Dataset listings of figures
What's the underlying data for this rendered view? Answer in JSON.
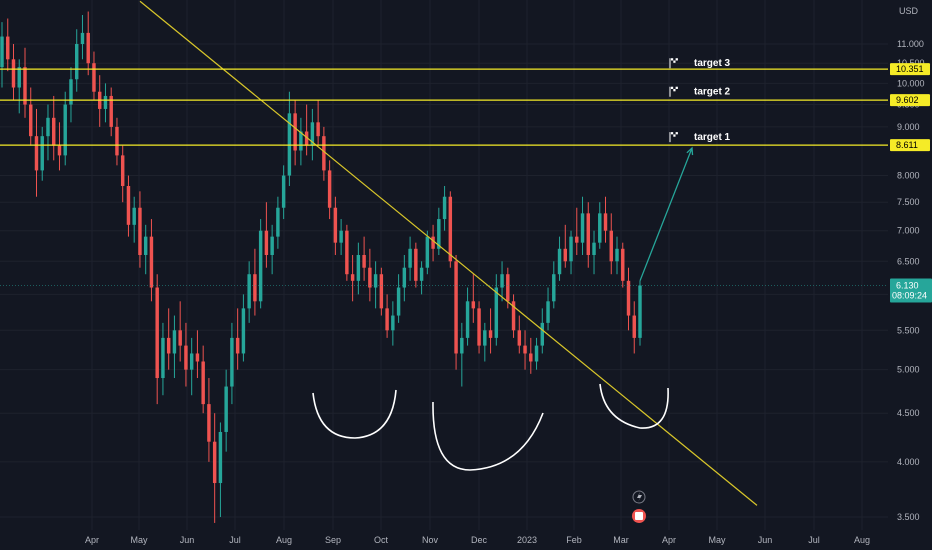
{
  "chart_data": {
    "type": "candlestick",
    "currency": "USD",
    "y_axis": {
      "scale": "log",
      "range": [
        3.35,
        11.9
      ],
      "ticks": [
        "3.500",
        "4.000",
        "4.500",
        "5.000",
        "5.500",
        "6.000",
        "6.500",
        "7.000",
        "7.500",
        "8.000",
        "9.000",
        "9.500",
        "10.000",
        "10.500",
        "11.000"
      ]
    },
    "x_axis": {
      "labels": [
        "Apr",
        "May",
        "Jun",
        "Jul",
        "Aug",
        "Sep",
        "Oct",
        "Nov",
        "Dec",
        "2023",
        "Feb",
        "Mar",
        "Apr",
        "May",
        "Jun",
        "Jul",
        "Aug"
      ]
    },
    "horizontal_levels": [
      {
        "price": 10.351,
        "label": "10.351",
        "color": "#f5eb27"
      },
      {
        "price": 9.602,
        "label": "9.602",
        "color": "#f5eb27"
      },
      {
        "price": 8.611,
        "label": "8.611",
        "color": "#f5eb27"
      }
    ],
    "targets": [
      {
        "label": "target 3",
        "price": 10.5
      },
      {
        "label": "target 2",
        "price": 9.8
      },
      {
        "label": "target 1",
        "price": 8.78
      }
    ],
    "last_price": {
      "value": "6.130",
      "countdown": "08:09:24"
    },
    "trendline": {
      "from": {
        "date": "Mar 2022",
        "price": 12.2
      },
      "to": {
        "date": "Jun 2023",
        "price": 3.6
      },
      "color": "#d8c62a"
    },
    "projection_arrow": {
      "from": {
        "date": "Mar 2023",
        "price": 6.2
      },
      "to": {
        "date": "Apr 2023",
        "price": 8.55
      },
      "color": "#26a69a"
    },
    "pattern_arcs": 3,
    "colors": {
      "background": "#131722",
      "up": "#26a69a",
      "down": "#ef5350",
      "level": "#f5eb27",
      "level_badge": "#f5eb27",
      "price_badge": "#26a69a",
      "arc": "#ffffff"
    },
    "candles": [
      {
        "o": 10.4,
        "h": 11.6,
        "l": 9.9,
        "c": 11.2
      },
      {
        "o": 11.2,
        "h": 11.7,
        "l": 10.3,
        "c": 10.6
      },
      {
        "o": 10.6,
        "h": 11.0,
        "l": 9.6,
        "c": 9.9
      },
      {
        "o": 9.9,
        "h": 10.6,
        "l": 9.3,
        "c": 10.4
      },
      {
        "o": 10.4,
        "h": 10.9,
        "l": 9.2,
        "c": 9.5
      },
      {
        "o": 9.5,
        "h": 9.9,
        "l": 8.6,
        "c": 8.8
      },
      {
        "o": 8.8,
        "h": 9.4,
        "l": 7.6,
        "c": 8.1
      },
      {
        "o": 8.1,
        "h": 9.0,
        "l": 7.9,
        "c": 8.8
      },
      {
        "o": 8.8,
        "h": 9.5,
        "l": 8.3,
        "c": 9.2
      },
      {
        "o": 9.2,
        "h": 9.7,
        "l": 8.3,
        "c": 8.6
      },
      {
        "o": 8.6,
        "h": 9.1,
        "l": 8.1,
        "c": 8.4
      },
      {
        "o": 8.4,
        "h": 9.8,
        "l": 8.2,
        "c": 9.5
      },
      {
        "o": 9.5,
        "h": 10.4,
        "l": 9.1,
        "c": 10.1
      },
      {
        "o": 10.1,
        "h": 11.4,
        "l": 9.8,
        "c": 11.0
      },
      {
        "o": 11.0,
        "h": 11.8,
        "l": 10.6,
        "c": 11.3
      },
      {
        "o": 11.3,
        "h": 11.9,
        "l": 10.2,
        "c": 10.5
      },
      {
        "o": 10.5,
        "h": 10.8,
        "l": 9.6,
        "c": 9.8
      },
      {
        "o": 9.8,
        "h": 10.2,
        "l": 9.0,
        "c": 9.4
      },
      {
        "o": 9.4,
        "h": 10.0,
        "l": 9.1,
        "c": 9.7
      },
      {
        "o": 9.7,
        "h": 9.9,
        "l": 8.8,
        "c": 9.0
      },
      {
        "o": 9.0,
        "h": 9.2,
        "l": 8.2,
        "c": 8.4
      },
      {
        "o": 8.4,
        "h": 8.6,
        "l": 7.5,
        "c": 7.8
      },
      {
        "o": 7.8,
        "h": 8.0,
        "l": 6.9,
        "c": 7.1
      },
      {
        "o": 7.1,
        "h": 7.6,
        "l": 6.8,
        "c": 7.4
      },
      {
        "o": 7.4,
        "h": 7.7,
        "l": 6.4,
        "c": 6.6
      },
      {
        "o": 6.6,
        "h": 7.1,
        "l": 6.3,
        "c": 6.9
      },
      {
        "o": 6.9,
        "h": 7.2,
        "l": 5.9,
        "c": 6.1
      },
      {
        "o": 6.1,
        "h": 6.3,
        "l": 4.6,
        "c": 4.9
      },
      {
        "o": 4.9,
        "h": 5.6,
        "l": 4.7,
        "c": 5.4
      },
      {
        "o": 5.4,
        "h": 5.8,
        "l": 5.0,
        "c": 5.2
      },
      {
        "o": 5.2,
        "h": 5.7,
        "l": 4.9,
        "c": 5.5
      },
      {
        "o": 5.5,
        "h": 5.9,
        "l": 5.1,
        "c": 5.3
      },
      {
        "o": 5.3,
        "h": 5.6,
        "l": 4.8,
        "c": 5.0
      },
      {
        "o": 5.0,
        "h": 5.4,
        "l": 4.7,
        "c": 5.2
      },
      {
        "o": 5.2,
        "h": 5.5,
        "l": 4.9,
        "c": 5.1
      },
      {
        "o": 5.1,
        "h": 5.3,
        "l": 4.5,
        "c": 4.6
      },
      {
        "o": 4.6,
        "h": 4.9,
        "l": 4.0,
        "c": 4.2
      },
      {
        "o": 4.2,
        "h": 4.5,
        "l": 3.45,
        "c": 3.8
      },
      {
        "o": 3.8,
        "h": 4.4,
        "l": 3.5,
        "c": 4.3
      },
      {
        "o": 4.3,
        "h": 5.0,
        "l": 4.1,
        "c": 4.8
      },
      {
        "o": 4.8,
        "h": 5.6,
        "l": 4.6,
        "c": 5.4
      },
      {
        "o": 5.4,
        "h": 5.8,
        "l": 5.0,
        "c": 5.2
      },
      {
        "o": 5.2,
        "h": 6.0,
        "l": 5.1,
        "c": 5.8
      },
      {
        "o": 5.8,
        "h": 6.5,
        "l": 5.6,
        "c": 6.3
      },
      {
        "o": 6.3,
        "h": 6.7,
        "l": 5.7,
        "c": 5.9
      },
      {
        "o": 5.9,
        "h": 7.2,
        "l": 5.8,
        "c": 7.0
      },
      {
        "o": 7.0,
        "h": 7.5,
        "l": 6.4,
        "c": 6.6
      },
      {
        "o": 6.6,
        "h": 7.1,
        "l": 6.3,
        "c": 6.9
      },
      {
        "o": 6.9,
        "h": 7.6,
        "l": 6.7,
        "c": 7.4
      },
      {
        "o": 7.4,
        "h": 8.2,
        "l": 7.2,
        "c": 8.0
      },
      {
        "o": 8.0,
        "h": 9.8,
        "l": 7.8,
        "c": 9.3
      },
      {
        "o": 9.3,
        "h": 9.6,
        "l": 8.2,
        "c": 8.5
      },
      {
        "o": 8.5,
        "h": 9.2,
        "l": 8.2,
        "c": 8.9
      },
      {
        "o": 8.9,
        "h": 9.5,
        "l": 8.4,
        "c": 8.6
      },
      {
        "o": 8.6,
        "h": 9.4,
        "l": 8.3,
        "c": 9.1
      },
      {
        "o": 9.1,
        "h": 9.6,
        "l": 8.6,
        "c": 8.8
      },
      {
        "o": 8.8,
        "h": 9.0,
        "l": 7.9,
        "c": 8.1
      },
      {
        "o": 8.1,
        "h": 8.3,
        "l": 7.2,
        "c": 7.4
      },
      {
        "o": 7.4,
        "h": 7.6,
        "l": 6.6,
        "c": 6.8
      },
      {
        "o": 6.8,
        "h": 7.2,
        "l": 6.6,
        "c": 7.0
      },
      {
        "o": 7.0,
        "h": 7.1,
        "l": 6.2,
        "c": 6.3
      },
      {
        "o": 6.3,
        "h": 6.6,
        "l": 5.9,
        "c": 6.2
      },
      {
        "o": 6.2,
        "h": 6.8,
        "l": 6.0,
        "c": 6.6
      },
      {
        "o": 6.6,
        "h": 6.9,
        "l": 6.2,
        "c": 6.4
      },
      {
        "o": 6.4,
        "h": 6.7,
        "l": 5.9,
        "c": 6.1
      },
      {
        "o": 6.1,
        "h": 6.5,
        "l": 5.8,
        "c": 6.3
      },
      {
        "o": 6.3,
        "h": 6.4,
        "l": 5.7,
        "c": 5.8
      },
      {
        "o": 5.8,
        "h": 6.0,
        "l": 5.4,
        "c": 5.5
      },
      {
        "o": 5.5,
        "h": 5.9,
        "l": 5.3,
        "c": 5.7
      },
      {
        "o": 5.7,
        "h": 6.3,
        "l": 5.6,
        "c": 6.1
      },
      {
        "o": 6.1,
        "h": 6.6,
        "l": 5.9,
        "c": 6.4
      },
      {
        "o": 6.4,
        "h": 6.9,
        "l": 6.2,
        "c": 6.7
      },
      {
        "o": 6.7,
        "h": 6.8,
        "l": 6.1,
        "c": 6.2
      },
      {
        "o": 6.2,
        "h": 6.5,
        "l": 6.0,
        "c": 6.4
      },
      {
        "o": 6.4,
        "h": 7.0,
        "l": 6.3,
        "c": 6.9
      },
      {
        "o": 6.9,
        "h": 7.1,
        "l": 6.5,
        "c": 6.7
      },
      {
        "o": 6.7,
        "h": 7.4,
        "l": 6.6,
        "c": 7.2
      },
      {
        "o": 7.2,
        "h": 7.8,
        "l": 7.0,
        "c": 7.6
      },
      {
        "o": 7.6,
        "h": 7.7,
        "l": 6.4,
        "c": 6.5
      },
      {
        "o": 6.5,
        "h": 6.6,
        "l": 5.0,
        "c": 5.2
      },
      {
        "o": 5.2,
        "h": 5.6,
        "l": 4.8,
        "c": 5.4
      },
      {
        "o": 5.4,
        "h": 6.1,
        "l": 5.3,
        "c": 5.9
      },
      {
        "o": 5.9,
        "h": 6.3,
        "l": 5.6,
        "c": 5.8
      },
      {
        "o": 5.8,
        "h": 5.9,
        "l": 5.2,
        "c": 5.3
      },
      {
        "o": 5.3,
        "h": 5.6,
        "l": 5.1,
        "c": 5.5
      },
      {
        "o": 5.5,
        "h": 5.8,
        "l": 5.2,
        "c": 5.4
      },
      {
        "o": 5.4,
        "h": 6.3,
        "l": 5.3,
        "c": 6.1
      },
      {
        "o": 6.1,
        "h": 6.5,
        "l": 5.9,
        "c": 6.3
      },
      {
        "o": 6.3,
        "h": 6.4,
        "l": 5.8,
        "c": 5.9
      },
      {
        "o": 5.9,
        "h": 6.0,
        "l": 5.4,
        "c": 5.5
      },
      {
        "o": 5.5,
        "h": 5.7,
        "l": 5.2,
        "c": 5.3
      },
      {
        "o": 5.3,
        "h": 5.5,
        "l": 5.0,
        "c": 5.2
      },
      {
        "o": 5.2,
        "h": 5.4,
        "l": 4.95,
        "c": 5.1
      },
      {
        "o": 5.1,
        "h": 5.4,
        "l": 5.0,
        "c": 5.3
      },
      {
        "o": 5.3,
        "h": 5.8,
        "l": 5.2,
        "c": 5.6
      },
      {
        "o": 5.6,
        "h": 6.1,
        "l": 5.5,
        "c": 5.9
      },
      {
        "o": 5.9,
        "h": 6.5,
        "l": 5.8,
        "c": 6.3
      },
      {
        "o": 6.3,
        "h": 6.9,
        "l": 6.2,
        "c": 6.7
      },
      {
        "o": 6.7,
        "h": 7.1,
        "l": 6.4,
        "c": 6.5
      },
      {
        "o": 6.5,
        "h": 7.0,
        "l": 6.3,
        "c": 6.9
      },
      {
        "o": 6.9,
        "h": 7.4,
        "l": 6.6,
        "c": 6.8
      },
      {
        "o": 6.8,
        "h": 7.6,
        "l": 6.6,
        "c": 7.3
      },
      {
        "o": 7.3,
        "h": 7.5,
        "l": 6.4,
        "c": 6.6
      },
      {
        "o": 6.6,
        "h": 7.0,
        "l": 6.3,
        "c": 6.8
      },
      {
        "o": 6.8,
        "h": 7.5,
        "l": 6.7,
        "c": 7.3
      },
      {
        "o": 7.3,
        "h": 7.6,
        "l": 6.8,
        "c": 7.0
      },
      {
        "o": 7.0,
        "h": 7.3,
        "l": 6.3,
        "c": 6.5
      },
      {
        "o": 6.5,
        "h": 6.9,
        "l": 6.3,
        "c": 6.7
      },
      {
        "o": 6.7,
        "h": 6.8,
        "l": 6.1,
        "c": 6.2
      },
      {
        "o": 6.2,
        "h": 6.4,
        "l": 5.5,
        "c": 5.7
      },
      {
        "o": 5.7,
        "h": 5.9,
        "l": 5.2,
        "c": 5.4
      },
      {
        "o": 5.4,
        "h": 6.2,
        "l": 5.3,
        "c": 6.13
      }
    ]
  }
}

WHAT TO DO: Give the number of lines that hold the word "date" in these records, with nothing added.

COMPLETED TASK: 4